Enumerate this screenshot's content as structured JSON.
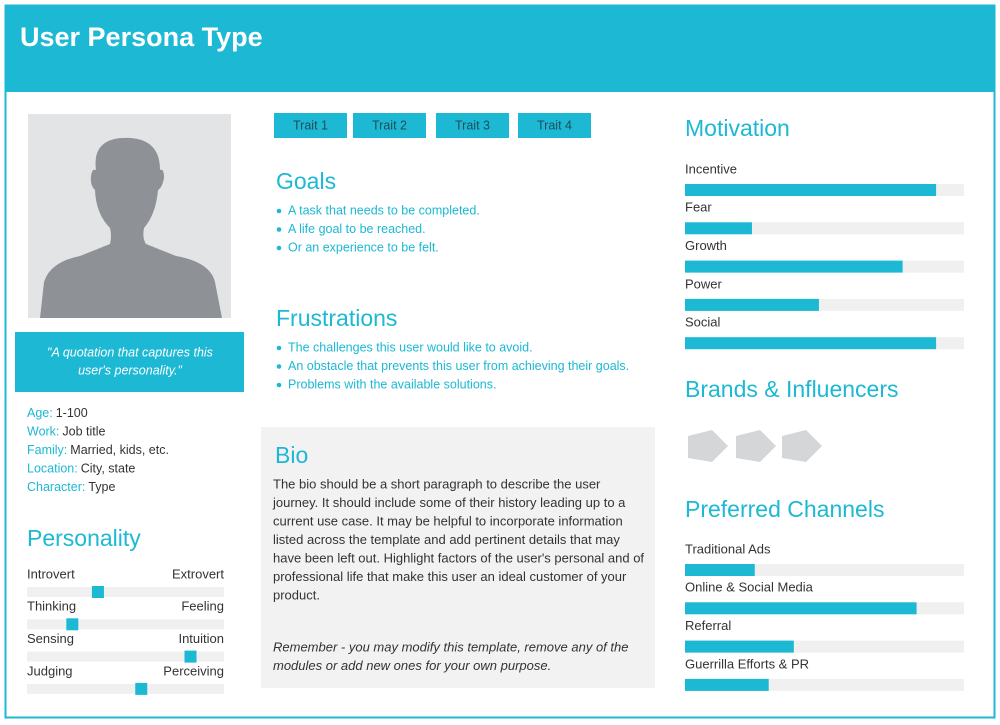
{
  "header": {
    "title": "User Persona Type"
  },
  "profile": {
    "quote": [
      "\"A quotation that captures this",
      "user's personality.\""
    ],
    "details": [
      {
        "label": "Age:",
        "value": "1-100"
      },
      {
        "label": "Work:",
        "value": "Job title"
      },
      {
        "label": "Family:",
        "value": "Married, kids, etc."
      },
      {
        "label": "Location:",
        "value": "City, state"
      },
      {
        "label": "Character:",
        "value": "Type"
      }
    ]
  },
  "personality": {
    "title": "Personality",
    "scale": [
      0,
      100
    ],
    "rows": [
      {
        "left": "Introvert",
        "right": "Extrovert",
        "value": 36
      },
      {
        "left": "Thinking",
        "right": "Feeling",
        "value": 23
      },
      {
        "left": "Sensing",
        "right": "Intuition",
        "value": 83
      },
      {
        "left": "Judging",
        "right": "Perceiving",
        "value": 58
      }
    ]
  },
  "traits": [
    "Trait 1",
    "Trait 2",
    "Trait 3",
    "Trait 4"
  ],
  "goals": {
    "title": "Goals",
    "items": [
      "A task that needs to be completed.",
      "A life goal to be reached.",
      "Or an experience to be felt."
    ]
  },
  "frustrations": {
    "title": "Frustrations",
    "items": [
      "The challenges this user would like to avoid.",
      "An obstacle that prevents this user from achieving their goals.",
      "Problems with the available solutions."
    ]
  },
  "bio": {
    "title": "Bio",
    "lines": [
      "The bio should be a short paragraph to describe the user",
      "journey. It should include some of their history leading up to a",
      "current use case. It may be helpful to incorporate information",
      "listed across the template and add pertinent details that may",
      "have been left out. Highlight factors of the user's personal and of",
      "professional life that make this user an ideal customer of your",
      "product."
    ],
    "note": [
      "Remember - you may modify this template, remove any of the",
      "modules or add new ones for your own purpose."
    ]
  },
  "motivation": {
    "title": "Motivation",
    "scale": [
      0,
      100
    ],
    "items": [
      {
        "name": "Incentive",
        "value": 90
      },
      {
        "name": "Fear",
        "value": 24
      },
      {
        "name": "Growth",
        "value": 78
      },
      {
        "name": "Power",
        "value": 48
      },
      {
        "name": "Social",
        "value": 90
      }
    ]
  },
  "brands": {
    "title": "Brands & Influencers"
  },
  "channels": {
    "title": "Preferred Channels",
    "scale": [
      0,
      100
    ],
    "items": [
      {
        "name": "Traditional Ads",
        "value": 25
      },
      {
        "name": "Online & Social Media",
        "value": 83
      },
      {
        "name": "Referral",
        "value": 39
      },
      {
        "name": "Guerrilla Efforts & PR",
        "value": 30
      }
    ]
  }
}
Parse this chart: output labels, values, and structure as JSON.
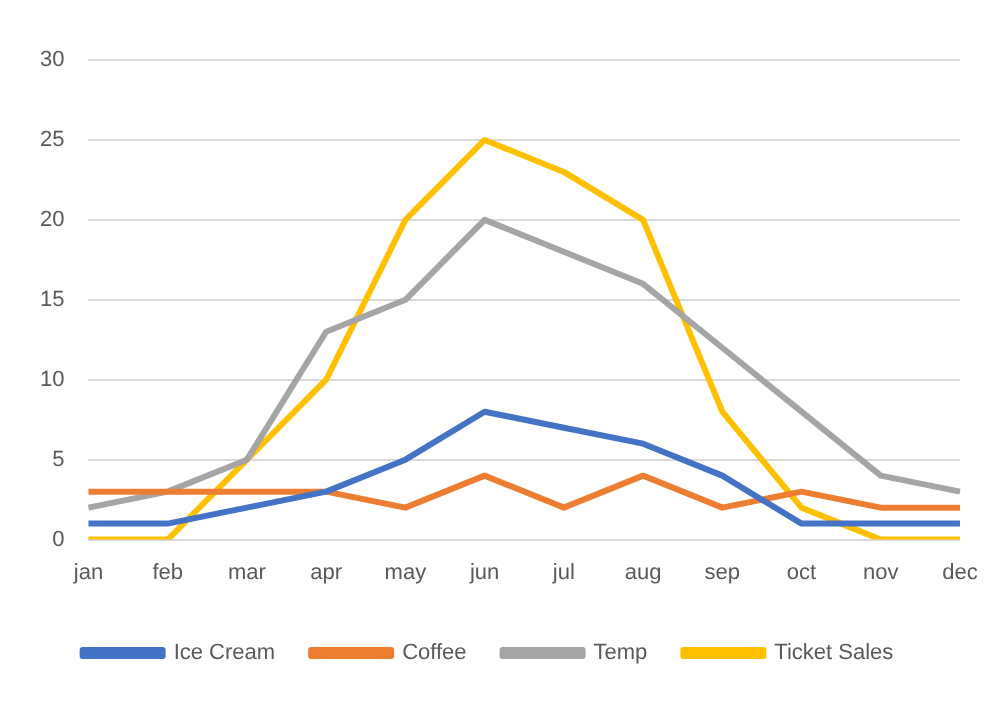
{
  "chart_data": {
    "type": "line",
    "categories": [
      "jan",
      "feb",
      "mar",
      "apr",
      "may",
      "jun",
      "jul",
      "aug",
      "sep",
      "oct",
      "nov",
      "dec"
    ],
    "series": [
      {
        "name": "Ice Cream",
        "color": "#4472c4",
        "values": [
          1,
          1,
          2,
          3,
          5,
          8,
          7,
          6,
          4,
          1,
          1,
          1
        ]
      },
      {
        "name": "Coffee",
        "color": "#ed7d31",
        "values": [
          3,
          3,
          3,
          3,
          2,
          4,
          2,
          4,
          2,
          3,
          2,
          2
        ]
      },
      {
        "name": "Temp",
        "color": "#a5a5a5",
        "values": [
          2,
          3,
          5,
          13,
          15,
          20,
          18,
          16,
          12,
          8,
          4,
          3
        ]
      },
      {
        "name": "Ticket Sales",
        "color": "#ffc000",
        "values": [
          0,
          0,
          5,
          10,
          20,
          25,
          23,
          20,
          8,
          2,
          0,
          0
        ]
      }
    ],
    "ylim": [
      0,
      30
    ],
    "yticks": [
      0,
      5,
      10,
      15,
      20,
      25,
      30
    ],
    "grid": "y",
    "legend": "bottom",
    "marker": "none",
    "line_style": "solid"
  }
}
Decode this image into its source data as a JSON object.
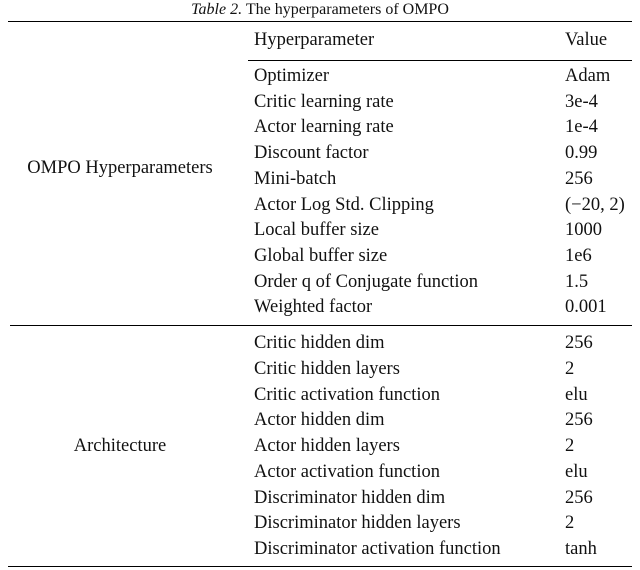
· · · · ·
Give back the whole listing as it stands, minus its pictures.

Enumerate this screenshot's content as structured JSON.
{
  "header": {
    "title": "User Persona Type"
  },
  "profile": {
    "quote": [
      "\"A quotation that captures this",
      "user's personality.\""
    ],
    "details": [
      {
        "label": "Age:",
        "value": "1-100"
      },
      {
        "label": "Work:",
        "value": "Job title"
      },
      {
        "label": "Family:",
        "value": "Married, kids, etc."
      },
      {
        "label": "Location:",
        "value": "City, state"
      },
      {
        "label": "Character:",
        "value": "Type"
      }
    ]
  },
  "personality": {
    "title": "Personality",
    "scale": [
      0,
      100
    ],
    "rows": [
      {
        "left": "Introvert",
        "right": "Extrovert",
        "value": 36
      },
      {
        "left": "Thinking",
        "right": "Feeling",
        "value": 23
      },
      {
        "left": "Sensing",
        "right": "Intuition",
        "value": 83
      },
      {
        "left": "Judging",
        "right": "Perceiving",
        "value": 58
      }
    ]
  },
  "traits": [
    "Trait 1",
    "Trait 2",
    "Trait 3",
    "Trait 4"
  ],
  "goals": {
    "title": "Goals",
    "items": [
      "A task that needs to be completed.",
      "A life goal to be reached.",
      "Or an experience to be felt."
    ]
  },
  "frustrations": {
    "title": "Frustrations",
    "items": [
      "The challenges this user would like to avoid.",
      "An obstacle that prevents this user from achieving their goals.",
      "Problems with the available solutions."
    ]
  },
  "bio": {
    "title": "Bio",
    "lines": [
      "The bio should be a short paragraph to describe the user",
      "journey. It should include some of their history leading up to a",
      "current use case. It may be helpful to incorporate information",
      "listed across the template and add pertinent details that may",
      "have been left out. Highlight factors of the user's personal and of",
      "professional life that make this user an ideal customer of your",
      "product."
    ],
    "note": [
      "Remember - you may modify this template, remove any of the",
      "modules or add new ones for your own purpose."
    ]
  },
  "motivation": {
    "title": "Motivation",
    "scale": [
      0,
      100
    ],
    "items": [
      {
        "name": "Incentive",
        "value": 90
      },
      {
        "name": "Fear",
        "value": 24
      },
      {
        "name": "Growth",
        "value": 78
      },
      {
        "name": "Power",
        "value": 48
      },
      {
        "name": "Social",
        "value": 90
      }
    ]
  },
  "brands": {
    "title": "Brands & Influencers"
  },
  "channels": {
    "title": "Preferred Channels",
    "scale": [
      0,
      100
    ],
    "items": [
      {
        "name": "Traditional Ads",
        "value": 25
      },
      {
        "name": "Online & Social Media",
        "value": 83
      },
      {
        "name": "Referral",
        "value": 39
      },
      {
        "name": "Guerrilla Efforts & PR",
        "value": 30
      }
    ]
  }
}
Parse this chart: output labels, values, and structure as JSON.
{
  "chart_data": {
    "type": "line",
    "categories": [
      "jan",
      "feb",
      "mar",
      "apr",
      "may",
      "jun",
      "jul",
      "aug",
      "sep",
      "oct",
      "nov",
      "dec"
    ],
    "series": [
      {
        "name": "Ice Cream",
        "color": "#4472c4",
        "values": [
          1,
          1,
          2,
          3,
          5,
          8,
          7,
          6,
          4,
          1,
          1,
          1
        ]
      },
      {
        "name": "Coffee",
        "color": "#ed7d31",
        "values": [
          3,
          3,
          3,
          3,
          2,
          4,
          2,
          4,
          2,
          3,
          2,
          2
        ]
      },
      {
        "name": "Temp",
        "color": "#a5a5a5",
        "values": [
          2,
          3,
          5,
          13,
          15,
          20,
          18,
          16,
          12,
          8,
          4,
          3
        ]
      },
      {
        "name": "Ticket Sales",
        "color": "#ffc000",
        "values": [
          0,
          0,
          5,
          10,
          20,
          25,
          23,
          20,
          8,
          2,
          0,
          0
        ]
      }
    ],
    "ylim": [
      0,
      30
    ],
    "yticks": [
      0,
      5,
      10,
      15,
      20,
      25,
      30
    ],
    "grid": "y",
    "legend": "bottom",
    "marker": "none",
    "line_style": "solid"
  }
}
Decode this image into its source data as a JSON object.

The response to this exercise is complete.